::: Entries provided
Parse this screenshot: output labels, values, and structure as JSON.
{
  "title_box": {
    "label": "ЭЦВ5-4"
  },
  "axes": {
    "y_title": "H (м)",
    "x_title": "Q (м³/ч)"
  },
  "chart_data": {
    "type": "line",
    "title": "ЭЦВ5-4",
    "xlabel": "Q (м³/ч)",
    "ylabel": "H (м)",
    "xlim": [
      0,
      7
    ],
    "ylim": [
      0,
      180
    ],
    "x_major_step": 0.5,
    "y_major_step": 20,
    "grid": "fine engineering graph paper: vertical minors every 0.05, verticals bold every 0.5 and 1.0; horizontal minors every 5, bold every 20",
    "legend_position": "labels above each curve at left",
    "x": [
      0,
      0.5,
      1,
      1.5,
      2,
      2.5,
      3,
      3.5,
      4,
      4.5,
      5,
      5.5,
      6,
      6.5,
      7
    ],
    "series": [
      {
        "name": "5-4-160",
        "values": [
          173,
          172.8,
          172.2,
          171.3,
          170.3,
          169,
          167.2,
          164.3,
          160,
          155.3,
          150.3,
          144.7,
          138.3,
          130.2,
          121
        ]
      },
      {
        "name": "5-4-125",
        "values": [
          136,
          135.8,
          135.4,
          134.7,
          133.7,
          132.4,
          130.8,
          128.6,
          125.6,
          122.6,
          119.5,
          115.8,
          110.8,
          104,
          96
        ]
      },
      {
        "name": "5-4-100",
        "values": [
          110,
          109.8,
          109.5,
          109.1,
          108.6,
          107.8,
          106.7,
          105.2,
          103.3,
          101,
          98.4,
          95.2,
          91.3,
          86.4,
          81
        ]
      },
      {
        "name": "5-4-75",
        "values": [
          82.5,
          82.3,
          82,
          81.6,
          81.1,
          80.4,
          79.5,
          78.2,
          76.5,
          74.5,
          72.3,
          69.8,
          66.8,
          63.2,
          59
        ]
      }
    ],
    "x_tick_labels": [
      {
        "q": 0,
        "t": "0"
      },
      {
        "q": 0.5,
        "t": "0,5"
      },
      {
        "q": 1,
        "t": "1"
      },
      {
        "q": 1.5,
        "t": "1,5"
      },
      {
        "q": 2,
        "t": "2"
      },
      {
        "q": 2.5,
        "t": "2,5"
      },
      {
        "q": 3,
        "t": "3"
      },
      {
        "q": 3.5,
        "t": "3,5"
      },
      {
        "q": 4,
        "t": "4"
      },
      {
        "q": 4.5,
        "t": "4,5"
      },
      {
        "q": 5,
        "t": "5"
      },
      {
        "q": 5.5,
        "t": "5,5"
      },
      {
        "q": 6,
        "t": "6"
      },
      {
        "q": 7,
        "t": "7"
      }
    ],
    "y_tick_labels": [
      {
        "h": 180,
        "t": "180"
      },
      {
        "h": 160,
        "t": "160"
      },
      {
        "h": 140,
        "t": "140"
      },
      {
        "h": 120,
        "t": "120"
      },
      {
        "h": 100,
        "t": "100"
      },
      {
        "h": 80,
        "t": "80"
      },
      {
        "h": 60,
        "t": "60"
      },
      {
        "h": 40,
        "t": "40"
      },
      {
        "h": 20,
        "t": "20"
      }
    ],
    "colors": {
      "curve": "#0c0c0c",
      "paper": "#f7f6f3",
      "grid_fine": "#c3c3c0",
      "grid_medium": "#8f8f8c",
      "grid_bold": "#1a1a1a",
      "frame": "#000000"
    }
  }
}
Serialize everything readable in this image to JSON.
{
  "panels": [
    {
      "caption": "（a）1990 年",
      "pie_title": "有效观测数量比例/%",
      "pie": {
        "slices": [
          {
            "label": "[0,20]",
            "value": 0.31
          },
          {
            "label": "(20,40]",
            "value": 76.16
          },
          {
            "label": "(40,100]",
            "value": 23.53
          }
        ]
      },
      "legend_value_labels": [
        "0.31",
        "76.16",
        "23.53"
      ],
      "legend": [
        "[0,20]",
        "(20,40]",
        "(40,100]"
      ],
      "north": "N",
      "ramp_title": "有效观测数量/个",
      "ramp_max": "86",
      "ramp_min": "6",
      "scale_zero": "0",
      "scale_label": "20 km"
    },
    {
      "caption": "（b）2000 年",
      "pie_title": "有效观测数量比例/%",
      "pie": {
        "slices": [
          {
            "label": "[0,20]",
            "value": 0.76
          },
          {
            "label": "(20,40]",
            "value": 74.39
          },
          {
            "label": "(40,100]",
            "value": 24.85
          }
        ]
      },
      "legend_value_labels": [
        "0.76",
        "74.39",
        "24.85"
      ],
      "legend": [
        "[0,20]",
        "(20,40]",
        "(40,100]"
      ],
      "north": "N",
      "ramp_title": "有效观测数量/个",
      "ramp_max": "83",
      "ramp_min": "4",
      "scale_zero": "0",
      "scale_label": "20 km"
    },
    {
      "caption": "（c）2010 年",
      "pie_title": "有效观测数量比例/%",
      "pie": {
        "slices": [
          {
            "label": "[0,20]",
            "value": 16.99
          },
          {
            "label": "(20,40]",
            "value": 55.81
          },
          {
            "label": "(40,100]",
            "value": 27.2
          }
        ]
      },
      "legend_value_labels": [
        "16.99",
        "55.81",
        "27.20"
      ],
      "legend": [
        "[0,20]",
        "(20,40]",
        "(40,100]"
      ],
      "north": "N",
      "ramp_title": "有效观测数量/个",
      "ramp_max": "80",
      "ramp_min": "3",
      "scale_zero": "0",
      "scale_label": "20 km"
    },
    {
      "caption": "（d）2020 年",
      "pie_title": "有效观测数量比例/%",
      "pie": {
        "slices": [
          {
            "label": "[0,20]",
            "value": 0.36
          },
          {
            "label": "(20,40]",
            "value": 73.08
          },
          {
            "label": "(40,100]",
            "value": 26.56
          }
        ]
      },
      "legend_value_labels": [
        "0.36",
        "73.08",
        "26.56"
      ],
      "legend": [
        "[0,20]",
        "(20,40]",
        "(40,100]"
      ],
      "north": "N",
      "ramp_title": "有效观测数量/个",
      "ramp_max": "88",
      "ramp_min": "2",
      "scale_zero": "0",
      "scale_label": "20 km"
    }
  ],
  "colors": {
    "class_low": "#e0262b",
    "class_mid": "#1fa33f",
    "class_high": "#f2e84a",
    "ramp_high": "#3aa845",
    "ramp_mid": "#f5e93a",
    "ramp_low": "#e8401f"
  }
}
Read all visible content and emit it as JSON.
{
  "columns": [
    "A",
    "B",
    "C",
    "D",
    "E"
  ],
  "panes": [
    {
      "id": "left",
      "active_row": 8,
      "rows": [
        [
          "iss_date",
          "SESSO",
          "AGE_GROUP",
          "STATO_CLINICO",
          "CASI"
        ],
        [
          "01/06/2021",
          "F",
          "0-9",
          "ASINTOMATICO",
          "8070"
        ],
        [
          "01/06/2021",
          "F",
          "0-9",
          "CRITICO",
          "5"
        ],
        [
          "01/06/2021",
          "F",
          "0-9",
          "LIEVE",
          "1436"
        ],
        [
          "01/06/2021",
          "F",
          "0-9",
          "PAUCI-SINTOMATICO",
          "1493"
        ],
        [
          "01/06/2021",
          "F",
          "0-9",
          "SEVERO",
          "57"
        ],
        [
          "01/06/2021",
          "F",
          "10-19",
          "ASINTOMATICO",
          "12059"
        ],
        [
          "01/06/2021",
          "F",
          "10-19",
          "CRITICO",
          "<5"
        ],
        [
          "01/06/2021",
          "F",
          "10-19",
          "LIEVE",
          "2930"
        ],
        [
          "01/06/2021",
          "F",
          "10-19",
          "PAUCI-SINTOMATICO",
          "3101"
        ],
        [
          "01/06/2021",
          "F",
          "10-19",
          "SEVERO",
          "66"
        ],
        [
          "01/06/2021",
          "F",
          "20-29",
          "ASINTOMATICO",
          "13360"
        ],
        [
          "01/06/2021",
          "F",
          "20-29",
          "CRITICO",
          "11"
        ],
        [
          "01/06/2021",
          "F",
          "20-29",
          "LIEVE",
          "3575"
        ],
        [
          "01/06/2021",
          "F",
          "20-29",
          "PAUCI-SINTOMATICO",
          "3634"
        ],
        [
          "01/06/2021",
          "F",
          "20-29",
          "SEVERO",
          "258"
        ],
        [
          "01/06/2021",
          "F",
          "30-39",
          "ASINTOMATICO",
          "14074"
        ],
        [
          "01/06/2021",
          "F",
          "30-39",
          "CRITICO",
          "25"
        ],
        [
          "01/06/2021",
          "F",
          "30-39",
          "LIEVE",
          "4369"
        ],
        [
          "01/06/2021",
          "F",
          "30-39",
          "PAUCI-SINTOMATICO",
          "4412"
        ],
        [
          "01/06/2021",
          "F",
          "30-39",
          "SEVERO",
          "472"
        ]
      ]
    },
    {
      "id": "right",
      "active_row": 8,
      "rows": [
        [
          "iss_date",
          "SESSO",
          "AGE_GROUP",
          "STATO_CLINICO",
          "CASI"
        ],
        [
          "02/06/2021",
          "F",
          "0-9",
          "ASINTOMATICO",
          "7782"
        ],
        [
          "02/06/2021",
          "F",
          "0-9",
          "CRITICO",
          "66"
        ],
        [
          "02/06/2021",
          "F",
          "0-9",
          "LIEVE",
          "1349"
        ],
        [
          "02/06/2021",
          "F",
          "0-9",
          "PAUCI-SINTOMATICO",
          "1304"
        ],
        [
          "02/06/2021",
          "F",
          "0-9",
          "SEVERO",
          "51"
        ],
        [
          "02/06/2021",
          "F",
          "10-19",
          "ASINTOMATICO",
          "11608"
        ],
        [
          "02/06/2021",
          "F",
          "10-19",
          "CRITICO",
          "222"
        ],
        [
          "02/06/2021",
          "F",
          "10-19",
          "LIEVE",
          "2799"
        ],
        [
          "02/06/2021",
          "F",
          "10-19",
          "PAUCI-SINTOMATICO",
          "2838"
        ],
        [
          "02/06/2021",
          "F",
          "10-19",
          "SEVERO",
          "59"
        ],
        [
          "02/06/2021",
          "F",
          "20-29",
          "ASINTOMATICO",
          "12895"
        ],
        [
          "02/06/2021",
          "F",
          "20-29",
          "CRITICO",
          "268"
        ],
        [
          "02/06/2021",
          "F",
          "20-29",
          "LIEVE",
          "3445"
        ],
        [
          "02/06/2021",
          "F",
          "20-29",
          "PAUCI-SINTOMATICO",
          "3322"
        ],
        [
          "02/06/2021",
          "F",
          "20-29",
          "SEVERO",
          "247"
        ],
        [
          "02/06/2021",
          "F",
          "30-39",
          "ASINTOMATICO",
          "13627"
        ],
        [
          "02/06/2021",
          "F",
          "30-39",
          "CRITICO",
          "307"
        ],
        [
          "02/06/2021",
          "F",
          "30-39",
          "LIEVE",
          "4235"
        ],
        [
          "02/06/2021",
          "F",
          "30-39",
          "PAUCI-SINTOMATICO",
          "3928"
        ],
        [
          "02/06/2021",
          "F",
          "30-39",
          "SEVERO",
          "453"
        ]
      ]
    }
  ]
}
::::::
Written task. Report all lines of the data above that include the string "left".

Correct response.
    "legend_position": "labels above each curve at left",
      "id": "left",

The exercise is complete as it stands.